Now, our national day of thanksgiving is such that we are taught across our nation the collective story of the pilgrim fathers and mothers. But you know, we can have a blurry idea of how all those pieces fit together. I know this did not happen in one of our fine, Starkville schools, but one student who was asked to describe the event of the first thanksgiving on a history exam wrote: "The pilgrims crossed the ocean and this was called pilgrims progress. The winter of 1620 was a hard one for the settlers. Many people died and many babies were born. Captain John Smith was responsible for all of this. Thus the beginnings of thanksgiving."
But the fact of the matter is, very few of us can trace our roots all the way back to the Mayflower. As for me, my Italian side of the family came over in the late 1800s on a freighter from southern Italy as economic refugees. The other side of my family sailed over from Ireland a couple of decades earlier, staying just one step ahead of the law the whole way.
Some of our ancestors came over to America on rickety boats from Latin America or slave ships from Africa or immigrant liners from Asia. But while the story of Plymouth Rock may not be our story, we all share the story of God's grace extended to all His people and especially this time of year, his grace extended to the people of the United States of America. And it is good for all of us to recall how God has acted on our behalf, that even in the midst of hard times we can fall back on that and draw strength for the present and hope for the future. And what is true for a country is true for a church.
We often call the people and the prayers that we share at Thanksgiving as returning thanks, thanking God for His blessing bestowed upon us. And as believers we need to acknowledge that God, in goodness and faithfulness, has provided and has cared for us spiritually as well as physically. Most of all, we give thanks to God for His gift of the Son, Jesus Christ.
At the end of that verse that we read earlier, the passage from 1 Chronicles, it says "thank you, God, for rescuing us from among the nations that we may give thanks to your holy name and glory in your praise." The people of Israel remembered how God had rescued them from bondage to slavery in Egypt, brought them to the promised land and the people of God, as Christians, remember how God had rescued us from slavery to sin and brought us through to safety in Jesus Christ, our Lord.
Our God is one who saves, and for that we should always and everywhere give thanks to the Lord.
A few years ago, I was celebrating worship with a United Methodist congregation in Krasnodar Russia, southern Russia, and during this service it was a church that we had helped plant in this community. During the service, a Russian teenage girl offered up a song that we know as Give Thanks, and as she sang it, she did it in beautiful, flowing Russian, and then she sang it also in stuttering English. Most of all, she sang it from her heart, and it was only later that the pastor explained to me her story.
It seemed that this girl had moved to Southern Russia from Ukraine, where her family had had to escape the environmental disaster that happened after the Chernobyl plant explosion and the scattering of radiation across Ukraine and Belarus in 1986. This young lady, in addition to losing her home and possessions and way of life, had also lost her younger sister as a result of radiation sickness and its secondary effects.
It was then that the words of the song she sang became even more meaningful. Give thanks with a grateful heart. Give thanks to the Holy One. Give thanks because he's given Jesus Christ His Son. Let's join with her as we lift our hearts and our voices and song together.
******************************
Required actions:
A – Can you output the part of the Thanksgiving sermon starting with "We often call" and going on through "Christ, our Lord.", with every word unchanged?
B – What does the Thanksgiving sermon say on each of these points?
(i) On what kind of boat did the Italian side of the speaker's family come over?
(ii) In what city was the United Methodist congregation where the Russian teenage girl sang?
(iii) In what year did the Chernobyl plant explosion scatter radiation across Ukraine and Belarus?
******************************
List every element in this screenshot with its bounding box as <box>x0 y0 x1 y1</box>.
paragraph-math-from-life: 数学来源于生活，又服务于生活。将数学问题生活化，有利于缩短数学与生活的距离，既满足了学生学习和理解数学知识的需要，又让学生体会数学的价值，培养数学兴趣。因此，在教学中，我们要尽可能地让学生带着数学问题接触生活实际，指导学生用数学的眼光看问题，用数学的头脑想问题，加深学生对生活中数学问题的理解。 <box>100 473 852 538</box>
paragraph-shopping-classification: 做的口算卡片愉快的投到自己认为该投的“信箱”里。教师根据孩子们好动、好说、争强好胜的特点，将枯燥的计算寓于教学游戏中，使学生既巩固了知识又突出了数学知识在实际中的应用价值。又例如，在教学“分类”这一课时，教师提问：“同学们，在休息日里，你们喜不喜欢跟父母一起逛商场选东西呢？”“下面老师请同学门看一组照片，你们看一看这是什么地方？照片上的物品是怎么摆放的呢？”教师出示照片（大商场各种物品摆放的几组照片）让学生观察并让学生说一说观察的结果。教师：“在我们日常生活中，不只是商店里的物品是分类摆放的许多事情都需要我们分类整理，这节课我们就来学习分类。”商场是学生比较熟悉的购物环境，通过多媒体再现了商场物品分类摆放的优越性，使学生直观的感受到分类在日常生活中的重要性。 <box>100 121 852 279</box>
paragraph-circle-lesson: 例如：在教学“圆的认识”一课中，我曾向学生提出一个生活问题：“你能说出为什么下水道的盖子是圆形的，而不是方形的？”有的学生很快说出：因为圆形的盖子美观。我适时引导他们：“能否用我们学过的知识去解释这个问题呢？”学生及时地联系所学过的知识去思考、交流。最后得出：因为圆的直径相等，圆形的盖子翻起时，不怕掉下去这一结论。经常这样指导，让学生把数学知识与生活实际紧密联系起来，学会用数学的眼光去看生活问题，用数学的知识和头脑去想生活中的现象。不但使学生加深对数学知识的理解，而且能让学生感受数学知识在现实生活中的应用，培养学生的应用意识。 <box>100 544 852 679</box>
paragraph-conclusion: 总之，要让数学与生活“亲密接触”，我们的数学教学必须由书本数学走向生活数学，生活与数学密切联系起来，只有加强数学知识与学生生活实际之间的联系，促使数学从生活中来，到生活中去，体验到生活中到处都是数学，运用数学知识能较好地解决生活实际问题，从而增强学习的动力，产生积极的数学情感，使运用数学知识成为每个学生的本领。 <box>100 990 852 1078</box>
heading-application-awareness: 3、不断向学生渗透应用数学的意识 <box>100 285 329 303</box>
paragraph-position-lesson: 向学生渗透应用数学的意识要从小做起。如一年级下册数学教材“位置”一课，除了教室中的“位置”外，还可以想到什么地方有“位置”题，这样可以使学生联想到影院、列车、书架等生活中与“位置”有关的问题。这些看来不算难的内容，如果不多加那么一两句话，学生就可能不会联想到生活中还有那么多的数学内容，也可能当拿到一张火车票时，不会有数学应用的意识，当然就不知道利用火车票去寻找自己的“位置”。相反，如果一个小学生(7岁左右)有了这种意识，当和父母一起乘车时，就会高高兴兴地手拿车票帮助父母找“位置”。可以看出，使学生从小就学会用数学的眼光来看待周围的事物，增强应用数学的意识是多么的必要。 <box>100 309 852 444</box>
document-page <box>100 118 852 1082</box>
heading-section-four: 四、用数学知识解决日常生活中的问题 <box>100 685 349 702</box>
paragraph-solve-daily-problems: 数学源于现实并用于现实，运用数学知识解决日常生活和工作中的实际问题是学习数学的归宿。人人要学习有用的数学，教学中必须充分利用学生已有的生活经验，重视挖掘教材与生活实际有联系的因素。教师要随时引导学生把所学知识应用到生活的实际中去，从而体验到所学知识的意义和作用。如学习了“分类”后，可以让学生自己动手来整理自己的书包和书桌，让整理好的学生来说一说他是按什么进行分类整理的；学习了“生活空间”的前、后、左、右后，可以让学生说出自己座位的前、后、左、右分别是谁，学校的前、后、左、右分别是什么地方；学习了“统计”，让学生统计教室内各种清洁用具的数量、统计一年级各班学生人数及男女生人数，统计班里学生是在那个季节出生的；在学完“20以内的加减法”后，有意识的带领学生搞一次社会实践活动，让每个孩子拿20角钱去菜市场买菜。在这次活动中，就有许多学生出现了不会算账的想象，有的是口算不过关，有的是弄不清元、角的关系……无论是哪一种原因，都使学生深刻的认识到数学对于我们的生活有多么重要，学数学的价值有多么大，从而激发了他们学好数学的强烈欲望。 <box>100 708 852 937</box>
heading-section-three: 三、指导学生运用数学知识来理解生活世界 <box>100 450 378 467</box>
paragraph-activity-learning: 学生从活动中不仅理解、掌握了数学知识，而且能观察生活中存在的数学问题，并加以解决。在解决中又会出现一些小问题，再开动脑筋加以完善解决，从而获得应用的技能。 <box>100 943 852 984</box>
******************************
Responses per task:
A –
We often call the people and the prayers that we share at Thanksgiving as returning thanks, thanking God for His blessing bestowed upon us. And as believers we need to acknowledge that God, in goodness and faithfulness, has provided and has cared for us spiritually as well as physically. Most of all, we give thanks to God for His gift of the Son, Jesus Christ.
At the end of that verse that we read earlier, the passage from 1 Chronicles, it says "thank you, God, for rescuing us from among the nations that we may give thanks to your holy name and glory in your praise." The people of Israel remembered how God had rescued them from bondage to slavery in Egypt, brought them to the promised land and the people of God, as Christians, remember how God had rescued us from slavery to sin and brought us through to safety in Jesus Christ, our Lord.

B –
(i) A freighter from southern Italy.
(ii) Krasnodar, in southern Russia.
(iii) 1986.